(Rows from a figure dataset)

>> begin

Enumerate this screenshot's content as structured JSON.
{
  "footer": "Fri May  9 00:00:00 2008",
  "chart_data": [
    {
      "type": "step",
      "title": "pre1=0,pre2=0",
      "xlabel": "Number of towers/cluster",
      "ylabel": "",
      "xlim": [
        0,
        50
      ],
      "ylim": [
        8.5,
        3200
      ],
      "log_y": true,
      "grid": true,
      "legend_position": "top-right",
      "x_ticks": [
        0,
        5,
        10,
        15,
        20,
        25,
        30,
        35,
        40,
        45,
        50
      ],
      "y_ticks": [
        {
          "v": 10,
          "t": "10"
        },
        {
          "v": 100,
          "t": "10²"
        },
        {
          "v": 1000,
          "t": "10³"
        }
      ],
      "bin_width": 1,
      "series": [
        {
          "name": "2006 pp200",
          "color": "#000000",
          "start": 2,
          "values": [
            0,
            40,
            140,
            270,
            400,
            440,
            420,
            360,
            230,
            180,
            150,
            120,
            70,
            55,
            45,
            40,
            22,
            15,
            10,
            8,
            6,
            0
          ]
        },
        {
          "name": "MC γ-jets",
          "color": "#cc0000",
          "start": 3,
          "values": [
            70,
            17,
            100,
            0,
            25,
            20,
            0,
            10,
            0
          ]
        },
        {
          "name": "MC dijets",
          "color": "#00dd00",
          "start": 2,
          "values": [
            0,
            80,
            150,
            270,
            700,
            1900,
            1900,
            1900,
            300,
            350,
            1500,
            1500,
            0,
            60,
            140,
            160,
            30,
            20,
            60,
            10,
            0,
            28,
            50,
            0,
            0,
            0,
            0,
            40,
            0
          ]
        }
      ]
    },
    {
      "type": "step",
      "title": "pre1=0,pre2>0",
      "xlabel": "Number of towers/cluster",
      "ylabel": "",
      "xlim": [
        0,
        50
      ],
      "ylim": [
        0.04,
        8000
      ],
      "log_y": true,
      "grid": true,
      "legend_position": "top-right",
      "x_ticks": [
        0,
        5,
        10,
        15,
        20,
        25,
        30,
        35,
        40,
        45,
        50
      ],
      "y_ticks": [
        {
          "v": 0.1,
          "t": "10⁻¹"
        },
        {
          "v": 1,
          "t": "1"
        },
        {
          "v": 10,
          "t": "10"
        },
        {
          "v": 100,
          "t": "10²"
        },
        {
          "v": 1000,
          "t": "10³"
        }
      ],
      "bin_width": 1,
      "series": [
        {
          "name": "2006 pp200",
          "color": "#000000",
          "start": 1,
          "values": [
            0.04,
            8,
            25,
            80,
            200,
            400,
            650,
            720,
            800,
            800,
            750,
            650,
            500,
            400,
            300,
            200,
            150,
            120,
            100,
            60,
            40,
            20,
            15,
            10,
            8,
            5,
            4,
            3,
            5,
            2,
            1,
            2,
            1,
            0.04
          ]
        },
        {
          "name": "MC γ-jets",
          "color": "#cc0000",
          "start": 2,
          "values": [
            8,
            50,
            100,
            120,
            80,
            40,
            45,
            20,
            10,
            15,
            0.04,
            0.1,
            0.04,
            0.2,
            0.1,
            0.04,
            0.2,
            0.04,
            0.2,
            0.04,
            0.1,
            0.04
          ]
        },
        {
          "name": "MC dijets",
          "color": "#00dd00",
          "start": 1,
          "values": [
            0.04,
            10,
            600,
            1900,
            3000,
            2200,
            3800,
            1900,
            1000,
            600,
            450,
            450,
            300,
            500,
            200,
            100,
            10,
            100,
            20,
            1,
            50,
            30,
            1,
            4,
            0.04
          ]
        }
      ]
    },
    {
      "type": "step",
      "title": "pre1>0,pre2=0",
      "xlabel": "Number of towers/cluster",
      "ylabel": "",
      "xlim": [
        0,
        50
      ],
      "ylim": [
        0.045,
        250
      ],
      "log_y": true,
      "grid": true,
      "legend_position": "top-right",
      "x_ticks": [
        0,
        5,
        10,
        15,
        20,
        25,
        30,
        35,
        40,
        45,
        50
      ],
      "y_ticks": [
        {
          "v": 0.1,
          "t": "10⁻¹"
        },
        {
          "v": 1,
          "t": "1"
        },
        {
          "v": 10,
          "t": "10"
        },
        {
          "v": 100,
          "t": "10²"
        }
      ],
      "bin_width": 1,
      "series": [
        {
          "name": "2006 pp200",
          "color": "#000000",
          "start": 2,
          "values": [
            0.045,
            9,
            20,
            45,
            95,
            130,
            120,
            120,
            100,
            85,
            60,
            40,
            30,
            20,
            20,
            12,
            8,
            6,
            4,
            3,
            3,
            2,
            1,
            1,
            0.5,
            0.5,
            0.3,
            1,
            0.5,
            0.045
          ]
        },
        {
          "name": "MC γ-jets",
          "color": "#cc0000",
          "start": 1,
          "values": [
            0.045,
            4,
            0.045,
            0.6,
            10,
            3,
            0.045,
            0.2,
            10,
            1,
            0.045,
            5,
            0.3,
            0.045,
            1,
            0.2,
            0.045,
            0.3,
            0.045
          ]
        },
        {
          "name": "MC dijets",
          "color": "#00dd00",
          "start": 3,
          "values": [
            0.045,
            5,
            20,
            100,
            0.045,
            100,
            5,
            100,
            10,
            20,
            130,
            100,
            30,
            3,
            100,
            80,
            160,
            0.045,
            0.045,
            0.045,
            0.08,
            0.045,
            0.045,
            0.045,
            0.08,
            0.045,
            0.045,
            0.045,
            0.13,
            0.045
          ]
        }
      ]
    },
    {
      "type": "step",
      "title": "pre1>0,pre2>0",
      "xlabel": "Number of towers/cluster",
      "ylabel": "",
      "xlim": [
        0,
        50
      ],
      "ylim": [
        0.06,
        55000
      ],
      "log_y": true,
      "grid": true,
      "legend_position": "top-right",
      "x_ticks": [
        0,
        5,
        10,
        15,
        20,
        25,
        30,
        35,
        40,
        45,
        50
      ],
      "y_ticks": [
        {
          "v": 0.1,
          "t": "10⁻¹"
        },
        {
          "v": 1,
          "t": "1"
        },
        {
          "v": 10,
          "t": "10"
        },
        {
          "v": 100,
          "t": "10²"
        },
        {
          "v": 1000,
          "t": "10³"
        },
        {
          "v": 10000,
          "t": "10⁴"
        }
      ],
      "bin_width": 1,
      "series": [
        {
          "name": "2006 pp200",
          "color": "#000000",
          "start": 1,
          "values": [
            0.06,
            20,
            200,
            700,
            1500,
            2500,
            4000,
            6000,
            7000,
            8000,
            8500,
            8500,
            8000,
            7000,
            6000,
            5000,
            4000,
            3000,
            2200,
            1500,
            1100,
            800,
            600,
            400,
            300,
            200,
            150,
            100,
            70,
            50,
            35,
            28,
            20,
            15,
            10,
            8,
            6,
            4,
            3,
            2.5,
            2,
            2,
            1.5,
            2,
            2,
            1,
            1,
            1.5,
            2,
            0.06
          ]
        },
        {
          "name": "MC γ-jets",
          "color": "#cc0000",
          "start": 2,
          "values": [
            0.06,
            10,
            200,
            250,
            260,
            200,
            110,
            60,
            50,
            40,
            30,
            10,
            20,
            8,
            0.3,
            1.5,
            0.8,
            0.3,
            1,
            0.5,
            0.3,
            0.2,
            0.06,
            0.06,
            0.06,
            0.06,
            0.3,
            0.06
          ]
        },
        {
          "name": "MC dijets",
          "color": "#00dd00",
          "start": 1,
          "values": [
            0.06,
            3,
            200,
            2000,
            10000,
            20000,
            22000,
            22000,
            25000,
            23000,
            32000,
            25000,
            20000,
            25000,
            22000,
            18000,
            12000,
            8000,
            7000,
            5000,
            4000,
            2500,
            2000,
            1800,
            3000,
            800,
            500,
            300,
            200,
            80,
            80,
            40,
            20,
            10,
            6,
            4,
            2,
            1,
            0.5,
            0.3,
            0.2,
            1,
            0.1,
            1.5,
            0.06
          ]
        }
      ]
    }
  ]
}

>> end

From the records above, copy every line that holds the word "title".

      "title": "pre1=0,pre2=0",
      "title": "pre1=0,pre2>0",
      "title": "pre1>0,pre2=0",
      "title": "pre1>0,pre2>0",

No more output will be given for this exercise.